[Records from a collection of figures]
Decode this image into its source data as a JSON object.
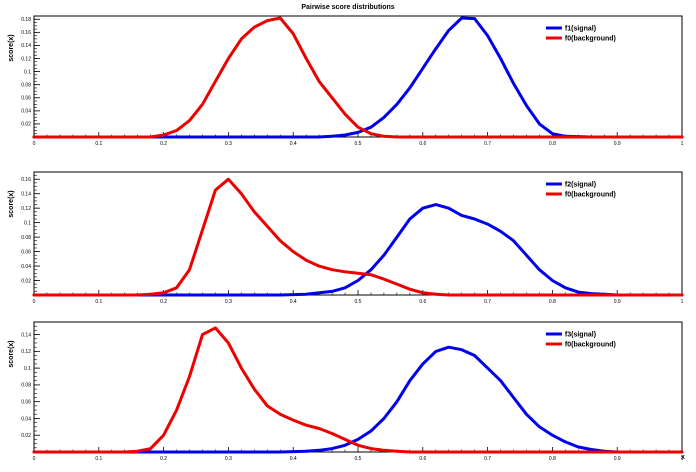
{
  "title": "Pairwise score distributions",
  "colors": {
    "signal": "#0000ee",
    "background": "#ee0000",
    "axis": "#000000",
    "frame": "#000000"
  },
  "chart_data": [
    {
      "type": "line",
      "title": "",
      "xlabel": "",
      "ylabel": "score(x)",
      "xlim": [
        0,
        1
      ],
      "ylim": [
        0,
        0.185
      ],
      "xticks": [
        "0",
        "0.1",
        "0.2",
        "0.3",
        "0.4",
        "0.5",
        "0.6",
        "0.7",
        "0.8",
        "0.9",
        "1"
      ],
      "yticks": [
        {
          "v": 0.02,
          "label": "0.02"
        },
        {
          "v": 0.04,
          "label": "0.04"
        },
        {
          "v": 0.06,
          "label": "0.06"
        },
        {
          "v": 0.08,
          "label": "0.08"
        },
        {
          "v": 0.1,
          "label": "0.1"
        },
        {
          "v": 0.12,
          "label": "0.12"
        },
        {
          "v": 0.14,
          "label": "0.14"
        },
        {
          "v": 0.16,
          "label": "0.16"
        },
        {
          "v": 0.18,
          "label": "0.18"
        }
      ],
      "legend_placement": "top-right",
      "series": [
        {
          "name": "f1(signal)",
          "color": "#0000ee",
          "x": [
            0.0,
            0.28,
            0.32,
            0.36,
            0.4,
            0.44,
            0.46,
            0.48,
            0.5,
            0.52,
            0.54,
            0.56,
            0.58,
            0.6,
            0.62,
            0.64,
            0.66,
            0.68,
            0.7,
            0.72,
            0.74,
            0.76,
            0.78,
            0.8,
            0.82,
            0.86,
            1.0
          ],
          "y": [
            0.0,
            0.0,
            0.0,
            0.0,
            0.0,
            0.0,
            0.001,
            0.003,
            0.007,
            0.015,
            0.03,
            0.05,
            0.075,
            0.105,
            0.135,
            0.163,
            0.182,
            0.181,
            0.155,
            0.12,
            0.082,
            0.048,
            0.02,
            0.005,
            0.001,
            0.0,
            0.0
          ]
        },
        {
          "name": "f0(background)",
          "color": "#ee0000",
          "x": [
            0.0,
            0.18,
            0.2,
            0.22,
            0.24,
            0.26,
            0.28,
            0.3,
            0.32,
            0.34,
            0.36,
            0.38,
            0.4,
            0.42,
            0.44,
            0.46,
            0.48,
            0.5,
            0.52,
            0.54,
            0.56,
            0.6,
            1.0
          ],
          "y": [
            0.0,
            0.0,
            0.003,
            0.01,
            0.025,
            0.05,
            0.085,
            0.12,
            0.15,
            0.168,
            0.178,
            0.182,
            0.158,
            0.12,
            0.085,
            0.06,
            0.035,
            0.015,
            0.005,
            0.001,
            0.0,
            0.0,
            0.0
          ]
        }
      ]
    },
    {
      "type": "line",
      "title": "",
      "xlabel": "",
      "ylabel": "score(x)",
      "xlim": [
        0,
        1
      ],
      "ylim": [
        0,
        0.17
      ],
      "xticks": [
        "0",
        "0.1",
        "0.2",
        "0.3",
        "0.4",
        "0.5",
        "0.6",
        "0.7",
        "0.8",
        "0.9",
        "1"
      ],
      "yticks": [
        {
          "v": 0.02,
          "label": "0.02"
        },
        {
          "v": 0.04,
          "label": "0.04"
        },
        {
          "v": 0.06,
          "label": "0.06"
        },
        {
          "v": 0.08,
          "label": "0.08"
        },
        {
          "v": 0.1,
          "label": "0.1"
        },
        {
          "v": 0.12,
          "label": "0.12"
        },
        {
          "v": 0.14,
          "label": "0.14"
        },
        {
          "v": 0.16,
          "label": "0.16"
        }
      ],
      "legend_placement": "top-right",
      "series": [
        {
          "name": "f2(signal)",
          "color": "#0000ee",
          "x": [
            0.0,
            0.38,
            0.42,
            0.44,
            0.46,
            0.48,
            0.5,
            0.52,
            0.54,
            0.56,
            0.58,
            0.6,
            0.62,
            0.64,
            0.66,
            0.68,
            0.7,
            0.72,
            0.74,
            0.76,
            0.78,
            0.8,
            0.82,
            0.84,
            0.86,
            0.88,
            0.9,
            1.0
          ],
          "y": [
            0.0,
            0.0,
            0.001,
            0.003,
            0.005,
            0.01,
            0.02,
            0.035,
            0.055,
            0.08,
            0.105,
            0.12,
            0.125,
            0.12,
            0.11,
            0.105,
            0.098,
            0.088,
            0.075,
            0.055,
            0.035,
            0.02,
            0.01,
            0.004,
            0.002,
            0.001,
            0.0,
            0.0
          ]
        },
        {
          "name": "f0(background)",
          "color": "#ee0000",
          "x": [
            0.0,
            0.16,
            0.18,
            0.2,
            0.22,
            0.24,
            0.26,
            0.28,
            0.3,
            0.32,
            0.34,
            0.36,
            0.38,
            0.4,
            0.42,
            0.44,
            0.46,
            0.48,
            0.5,
            0.52,
            0.54,
            0.56,
            0.58,
            0.6,
            0.62,
            0.64,
            0.66,
            1.0
          ],
          "y": [
            0.0,
            0.0,
            0.001,
            0.003,
            0.01,
            0.035,
            0.09,
            0.145,
            0.16,
            0.14,
            0.115,
            0.095,
            0.075,
            0.06,
            0.048,
            0.04,
            0.035,
            0.032,
            0.03,
            0.028,
            0.022,
            0.015,
            0.008,
            0.003,
            0.001,
            0.0,
            0.0,
            0.0
          ]
        }
      ]
    },
    {
      "type": "line",
      "title": "",
      "xlabel": "x",
      "ylabel": "score(x)",
      "xlim": [
        0,
        1
      ],
      "ylim": [
        0,
        0.155
      ],
      "xticks": [
        "0",
        "0.1",
        "0.2",
        "0.3",
        "0.4",
        "0.5",
        "0.6",
        "0.7",
        "0.8",
        "0.9",
        "1"
      ],
      "yticks": [
        {
          "v": 0.02,
          "label": "0.02"
        },
        {
          "v": 0.04,
          "label": "0.04"
        },
        {
          "v": 0.06,
          "label": "0.06"
        },
        {
          "v": 0.08,
          "label": "0.08"
        },
        {
          "v": 0.1,
          "label": "0.1"
        },
        {
          "v": 0.12,
          "label": "0.12"
        },
        {
          "v": 0.14,
          "label": "0.14"
        }
      ],
      "legend_placement": "top-right",
      "series": [
        {
          "name": "f3(signal)",
          "color": "#0000ee",
          "x": [
            0.0,
            0.38,
            0.42,
            0.44,
            0.46,
            0.48,
            0.5,
            0.52,
            0.54,
            0.56,
            0.58,
            0.6,
            0.62,
            0.64,
            0.66,
            0.68,
            0.7,
            0.72,
            0.74,
            0.76,
            0.78,
            0.8,
            0.82,
            0.84,
            0.86,
            0.88,
            0.9,
            1.0
          ],
          "y": [
            0.0,
            0.0,
            0.001,
            0.002,
            0.004,
            0.008,
            0.015,
            0.025,
            0.04,
            0.06,
            0.085,
            0.105,
            0.12,
            0.125,
            0.122,
            0.115,
            0.1,
            0.085,
            0.065,
            0.045,
            0.03,
            0.02,
            0.012,
            0.006,
            0.003,
            0.001,
            0.0,
            0.0
          ]
        },
        {
          "name": "f0(background)",
          "color": "#ee0000",
          "x": [
            0.0,
            0.14,
            0.16,
            0.18,
            0.2,
            0.22,
            0.24,
            0.26,
            0.28,
            0.3,
            0.32,
            0.34,
            0.36,
            0.38,
            0.4,
            0.42,
            0.44,
            0.46,
            0.48,
            0.5,
            0.52,
            0.54,
            0.56,
            0.58,
            0.6,
            0.62,
            0.64,
            0.66,
            1.0
          ],
          "y": [
            0.0,
            0.0,
            0.001,
            0.004,
            0.02,
            0.05,
            0.09,
            0.14,
            0.148,
            0.13,
            0.1,
            0.075,
            0.055,
            0.045,
            0.038,
            0.032,
            0.028,
            0.022,
            0.015,
            0.008,
            0.004,
            0.002,
            0.001,
            0.0,
            0.0,
            0.0,
            0.0,
            0.0,
            0.0
          ]
        }
      ]
    }
  ]
}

Set task: Check each line above for "signal" and return the ones that have it.

Right answer:
    "signal": "#0000ee",
          "name": "f1(signal)",
          "name": "f2(signal)",
          "name": "f3(signal)",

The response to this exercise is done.